Task description:
The listing below must be repeated word for word, with its images excluded.

___ Entries ___

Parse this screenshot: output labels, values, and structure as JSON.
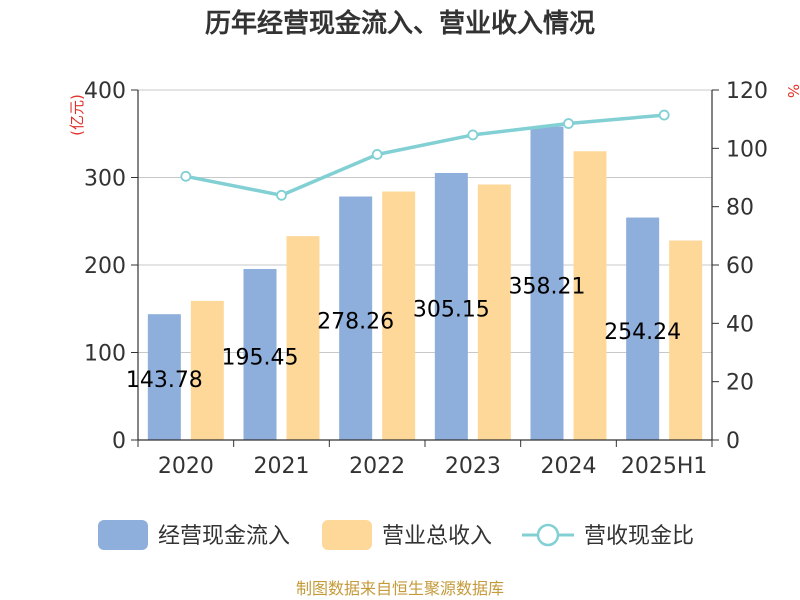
{
  "chart_data": {
    "type": "bar+line",
    "title": "历年经营现金流入、营业收入情况",
    "categories": [
      "2020",
      "2021",
      "2022",
      "2023",
      "2024",
      "2025H1"
    ],
    "y_left": {
      "unit": "(亿元)",
      "range": [
        0,
        400
      ],
      "ticks": [
        0,
        100,
        200,
        300,
        400
      ]
    },
    "y_right": {
      "unit": "%",
      "range": [
        0,
        120
      ],
      "ticks": [
        0,
        20,
        40,
        60,
        80,
        100,
        120
      ]
    },
    "grid": true,
    "legend_position": "bottom",
    "series": [
      {
        "name": "经营现金流入",
        "type": "bar",
        "axis": "left",
        "color": "#8eaedb",
        "values": [
          143.78,
          195.45,
          278.26,
          305.15,
          358.21,
          254.24
        ],
        "data_labels": [
          "143.78",
          "195.45",
          "278.26",
          "305.15",
          "358.21",
          "254.24"
        ]
      },
      {
        "name": "营业总收入",
        "type": "bar",
        "axis": "left",
        "color": "#fed899",
        "values": [
          159,
          233,
          284,
          292,
          330,
          228
        ]
      },
      {
        "name": "营收现金比",
        "type": "line",
        "axis": "right",
        "color": "#82d0d4",
        "values": [
          90.4,
          83.9,
          97.9,
          104.6,
          108.5,
          111.4
        ]
      }
    ],
    "source": "制图数据来自恒生聚源数据库"
  }
}
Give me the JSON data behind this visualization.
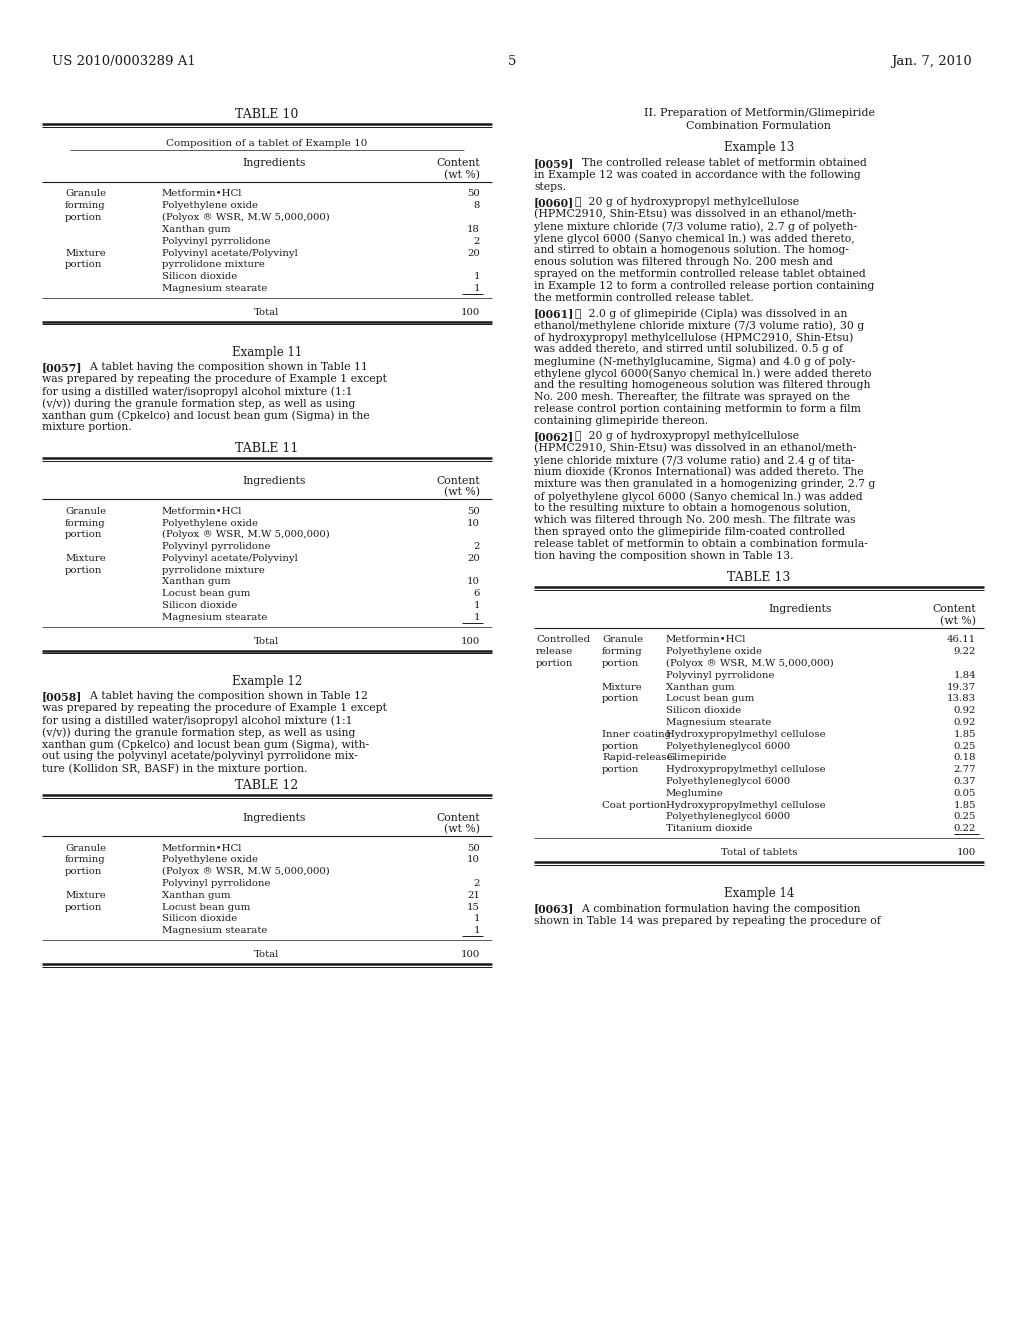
{
  "bg_color": "#ffffff",
  "text_color": "#1a1a1a",
  "header_left": "US 2010/0003289 A1",
  "header_right": "Jan. 7, 2010",
  "page_number": "5"
}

___

Complete response:
Parse this screenshot: output labels, values, and structure as JSON.
{
  "chart_data": {
    "type": "bar+line",
    "title": "历年经营现金流入、营业收入情况",
    "categories": [
      "2020",
      "2021",
      "2022",
      "2023",
      "2024",
      "2025H1"
    ],
    "y_left": {
      "unit": "(亿元)",
      "range": [
        0,
        400
      ],
      "ticks": [
        0,
        100,
        200,
        300,
        400
      ]
    },
    "y_right": {
      "unit": "%",
      "range": [
        0,
        120
      ],
      "ticks": [
        0,
        20,
        40,
        60,
        80,
        100,
        120
      ]
    },
    "grid": true,
    "legend_position": "bottom",
    "series": [
      {
        "name": "经营现金流入",
        "type": "bar",
        "axis": "left",
        "color": "#8eaedb",
        "values": [
          143.78,
          195.45,
          278.26,
          305.15,
          358.21,
          254.24
        ],
        "data_labels": [
          "143.78",
          "195.45",
          "278.26",
          "305.15",
          "358.21",
          "254.24"
        ]
      },
      {
        "name": "营业总收入",
        "type": "bar",
        "axis": "left",
        "color": "#fed899",
        "values": [
          159,
          233,
          284,
          292,
          330,
          228
        ]
      },
      {
        "name": "营收现金比",
        "type": "line",
        "axis": "right",
        "color": "#82d0d4",
        "values": [
          90.4,
          83.9,
          97.9,
          104.6,
          108.5,
          111.4
        ]
      }
    ],
    "source": "制图数据来自恒生聚源数据库"
  }
}
Give me the JSON data behind this visualization.
{
  "bg_color": "#ffffff",
  "text_color": "#1a1a1a",
  "header_left": "US 2010/0003289 A1",
  "header_right": "Jan. 7, 2010",
  "page_number": "5"
}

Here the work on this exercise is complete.